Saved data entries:
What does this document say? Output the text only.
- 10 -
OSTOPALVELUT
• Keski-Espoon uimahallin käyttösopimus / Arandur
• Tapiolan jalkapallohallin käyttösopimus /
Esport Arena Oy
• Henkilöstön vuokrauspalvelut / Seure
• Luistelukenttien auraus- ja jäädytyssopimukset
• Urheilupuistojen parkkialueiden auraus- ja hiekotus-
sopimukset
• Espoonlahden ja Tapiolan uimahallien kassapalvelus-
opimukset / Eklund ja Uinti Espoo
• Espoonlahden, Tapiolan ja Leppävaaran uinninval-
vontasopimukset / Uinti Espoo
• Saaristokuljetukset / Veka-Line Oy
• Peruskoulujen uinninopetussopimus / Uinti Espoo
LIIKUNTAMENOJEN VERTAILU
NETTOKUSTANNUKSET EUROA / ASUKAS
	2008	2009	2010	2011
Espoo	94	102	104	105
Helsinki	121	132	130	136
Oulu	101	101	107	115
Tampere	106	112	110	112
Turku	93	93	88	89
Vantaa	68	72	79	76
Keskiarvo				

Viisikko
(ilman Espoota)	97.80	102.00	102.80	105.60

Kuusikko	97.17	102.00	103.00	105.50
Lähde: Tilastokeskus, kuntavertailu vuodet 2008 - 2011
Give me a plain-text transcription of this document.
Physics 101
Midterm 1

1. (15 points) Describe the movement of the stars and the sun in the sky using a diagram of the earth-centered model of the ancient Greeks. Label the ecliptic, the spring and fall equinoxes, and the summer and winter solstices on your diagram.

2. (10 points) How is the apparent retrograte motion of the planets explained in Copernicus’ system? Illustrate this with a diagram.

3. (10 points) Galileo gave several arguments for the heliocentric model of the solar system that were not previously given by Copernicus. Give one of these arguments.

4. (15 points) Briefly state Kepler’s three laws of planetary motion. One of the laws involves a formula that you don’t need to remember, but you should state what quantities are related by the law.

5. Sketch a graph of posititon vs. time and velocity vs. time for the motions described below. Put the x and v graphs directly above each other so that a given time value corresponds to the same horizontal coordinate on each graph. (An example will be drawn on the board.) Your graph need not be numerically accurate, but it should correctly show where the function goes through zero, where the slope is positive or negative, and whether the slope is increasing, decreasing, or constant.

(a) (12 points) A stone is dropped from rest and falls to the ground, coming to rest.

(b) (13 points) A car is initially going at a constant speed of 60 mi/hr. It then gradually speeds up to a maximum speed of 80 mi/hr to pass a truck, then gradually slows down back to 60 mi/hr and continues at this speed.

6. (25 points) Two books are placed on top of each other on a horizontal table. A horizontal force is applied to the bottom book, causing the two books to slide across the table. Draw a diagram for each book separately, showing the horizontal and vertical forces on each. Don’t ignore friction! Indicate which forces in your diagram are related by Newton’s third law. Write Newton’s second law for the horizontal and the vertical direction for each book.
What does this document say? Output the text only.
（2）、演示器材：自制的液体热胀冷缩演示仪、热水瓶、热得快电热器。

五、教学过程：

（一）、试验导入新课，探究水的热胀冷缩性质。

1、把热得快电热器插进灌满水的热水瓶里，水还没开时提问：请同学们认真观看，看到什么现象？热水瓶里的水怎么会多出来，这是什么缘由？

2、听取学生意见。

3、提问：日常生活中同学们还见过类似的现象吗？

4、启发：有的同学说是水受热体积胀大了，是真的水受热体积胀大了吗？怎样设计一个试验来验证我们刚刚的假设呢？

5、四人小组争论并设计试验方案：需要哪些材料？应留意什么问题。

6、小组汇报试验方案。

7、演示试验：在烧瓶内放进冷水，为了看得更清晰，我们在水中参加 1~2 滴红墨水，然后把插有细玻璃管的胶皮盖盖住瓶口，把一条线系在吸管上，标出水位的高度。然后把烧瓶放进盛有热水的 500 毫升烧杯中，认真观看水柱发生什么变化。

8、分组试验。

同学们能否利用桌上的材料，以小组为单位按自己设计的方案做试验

Requirements:
For the listing above, identify each line bearing "model".

Written response:
1. (15 points) Describe the movement of the stars and the sun in the sky using a diagram of the earth-centered model of the ancient Greeks. Label the ecliptic, the spring and fall equinoxes, and the summer and winter solstices on your diagram.
3. (10 points) Galileo gave several arguments for the heliocentric model of the solar system that were not previously given by Copernicus. Give one of these arguments.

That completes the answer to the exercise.